◆ Stored dataset items:
------------------------------------------------------------

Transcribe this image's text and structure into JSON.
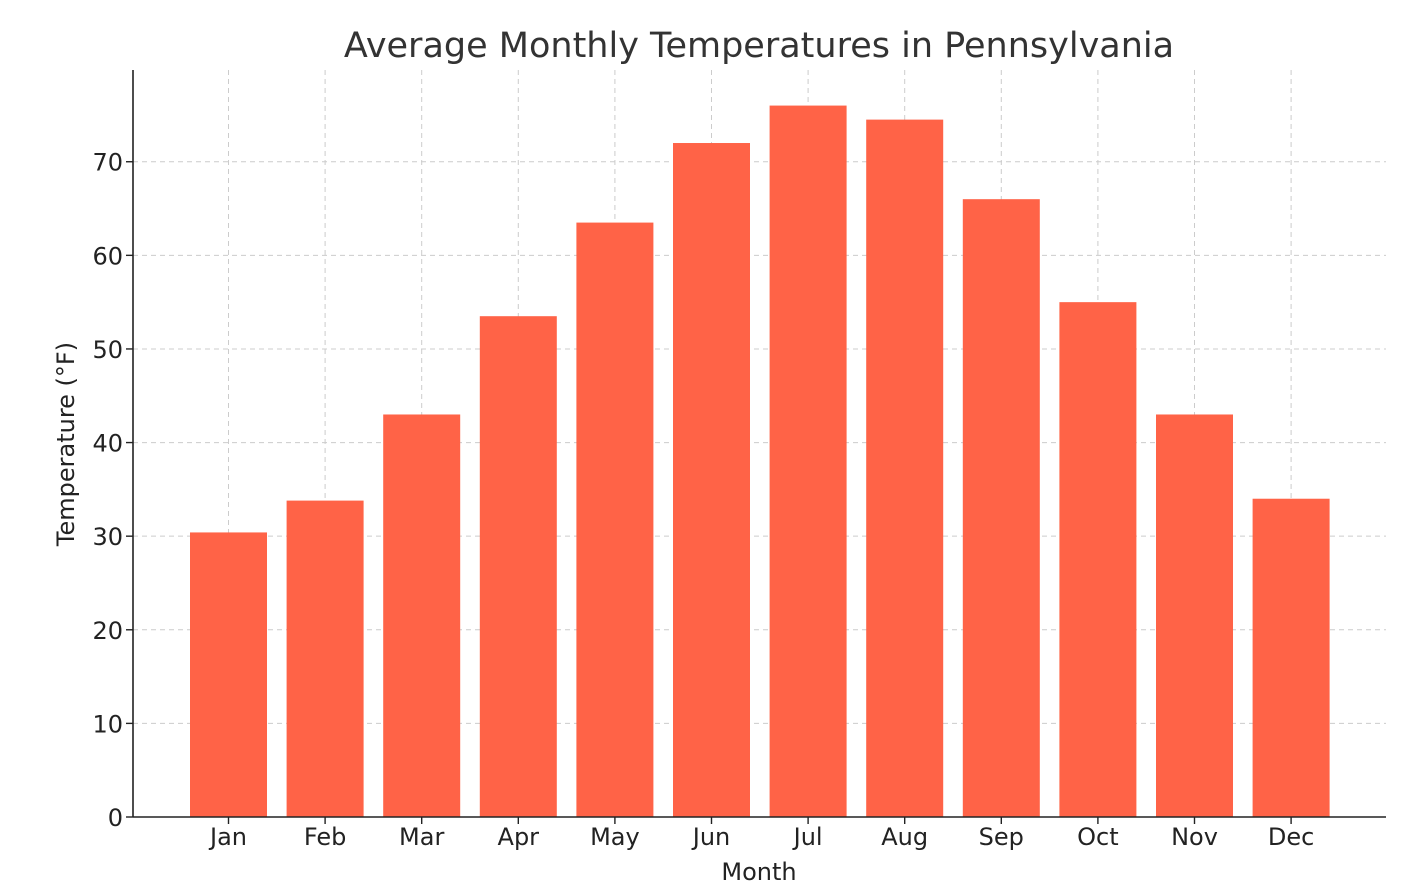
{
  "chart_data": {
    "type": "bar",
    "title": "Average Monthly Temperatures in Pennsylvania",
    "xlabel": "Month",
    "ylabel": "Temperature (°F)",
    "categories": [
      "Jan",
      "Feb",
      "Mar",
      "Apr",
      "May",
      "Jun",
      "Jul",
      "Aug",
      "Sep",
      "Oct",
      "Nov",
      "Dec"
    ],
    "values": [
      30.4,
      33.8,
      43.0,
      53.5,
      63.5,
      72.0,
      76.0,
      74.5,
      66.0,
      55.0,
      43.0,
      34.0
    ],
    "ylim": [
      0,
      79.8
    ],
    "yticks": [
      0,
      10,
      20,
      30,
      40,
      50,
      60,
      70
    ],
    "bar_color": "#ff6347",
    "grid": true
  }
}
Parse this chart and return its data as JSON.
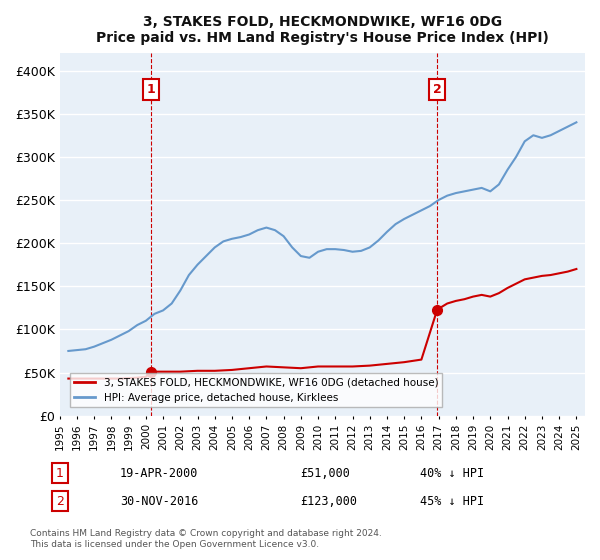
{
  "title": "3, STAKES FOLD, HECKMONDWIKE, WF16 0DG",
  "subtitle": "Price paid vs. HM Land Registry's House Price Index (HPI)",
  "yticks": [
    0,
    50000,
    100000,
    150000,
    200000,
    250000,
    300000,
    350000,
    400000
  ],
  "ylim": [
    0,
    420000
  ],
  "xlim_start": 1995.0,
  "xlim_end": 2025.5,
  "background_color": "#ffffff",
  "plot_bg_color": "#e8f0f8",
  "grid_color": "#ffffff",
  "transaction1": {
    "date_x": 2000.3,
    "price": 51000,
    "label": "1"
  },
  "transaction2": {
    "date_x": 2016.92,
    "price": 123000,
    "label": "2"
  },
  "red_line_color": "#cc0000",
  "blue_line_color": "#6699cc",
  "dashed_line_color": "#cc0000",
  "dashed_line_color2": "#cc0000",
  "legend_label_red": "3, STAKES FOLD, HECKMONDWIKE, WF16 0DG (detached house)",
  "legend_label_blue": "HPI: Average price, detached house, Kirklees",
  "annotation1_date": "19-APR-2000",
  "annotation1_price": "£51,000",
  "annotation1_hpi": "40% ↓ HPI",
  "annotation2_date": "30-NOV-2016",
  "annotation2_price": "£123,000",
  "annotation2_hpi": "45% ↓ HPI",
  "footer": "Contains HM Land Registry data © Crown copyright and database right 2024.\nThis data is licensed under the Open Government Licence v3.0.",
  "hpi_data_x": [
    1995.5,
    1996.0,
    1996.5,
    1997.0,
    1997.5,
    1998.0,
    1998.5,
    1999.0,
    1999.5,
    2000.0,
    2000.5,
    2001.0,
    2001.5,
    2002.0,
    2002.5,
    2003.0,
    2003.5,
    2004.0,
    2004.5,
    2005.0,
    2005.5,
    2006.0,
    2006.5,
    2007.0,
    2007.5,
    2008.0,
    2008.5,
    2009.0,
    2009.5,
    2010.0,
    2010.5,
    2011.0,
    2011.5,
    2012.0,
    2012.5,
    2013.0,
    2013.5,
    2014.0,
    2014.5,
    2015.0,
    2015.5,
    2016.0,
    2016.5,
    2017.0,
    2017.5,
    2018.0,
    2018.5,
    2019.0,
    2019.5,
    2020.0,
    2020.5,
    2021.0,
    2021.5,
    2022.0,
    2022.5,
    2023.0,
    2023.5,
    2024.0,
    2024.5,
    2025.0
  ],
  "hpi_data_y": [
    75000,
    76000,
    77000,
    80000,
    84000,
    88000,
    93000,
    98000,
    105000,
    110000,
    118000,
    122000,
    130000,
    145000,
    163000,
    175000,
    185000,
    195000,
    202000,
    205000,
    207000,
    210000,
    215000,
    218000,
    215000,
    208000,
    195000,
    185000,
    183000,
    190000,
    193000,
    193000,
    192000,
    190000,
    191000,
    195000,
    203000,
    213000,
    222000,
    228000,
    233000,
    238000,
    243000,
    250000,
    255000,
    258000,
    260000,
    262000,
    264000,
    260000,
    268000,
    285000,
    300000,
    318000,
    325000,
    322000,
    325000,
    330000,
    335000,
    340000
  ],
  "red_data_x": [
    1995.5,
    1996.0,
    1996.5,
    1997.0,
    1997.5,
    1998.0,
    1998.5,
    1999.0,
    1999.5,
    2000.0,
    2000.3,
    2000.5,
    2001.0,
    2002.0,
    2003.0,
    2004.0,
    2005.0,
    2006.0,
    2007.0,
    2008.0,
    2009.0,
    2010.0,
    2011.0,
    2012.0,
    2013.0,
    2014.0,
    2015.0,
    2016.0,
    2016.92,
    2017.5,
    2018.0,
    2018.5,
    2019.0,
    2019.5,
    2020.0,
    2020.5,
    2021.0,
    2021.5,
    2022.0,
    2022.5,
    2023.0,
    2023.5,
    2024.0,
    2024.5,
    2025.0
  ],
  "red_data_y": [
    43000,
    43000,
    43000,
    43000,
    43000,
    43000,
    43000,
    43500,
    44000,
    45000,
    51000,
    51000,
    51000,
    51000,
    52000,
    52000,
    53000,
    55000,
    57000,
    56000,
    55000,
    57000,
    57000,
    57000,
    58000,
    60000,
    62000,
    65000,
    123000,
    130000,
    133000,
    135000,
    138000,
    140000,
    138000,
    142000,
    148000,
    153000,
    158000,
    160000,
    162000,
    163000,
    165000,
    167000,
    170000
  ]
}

------------------------------------------------------------

Show all lines from the data above in which the word "ffffff" appears.

  "background_color": "#ffffff",
  "grid_color": "#ffffff",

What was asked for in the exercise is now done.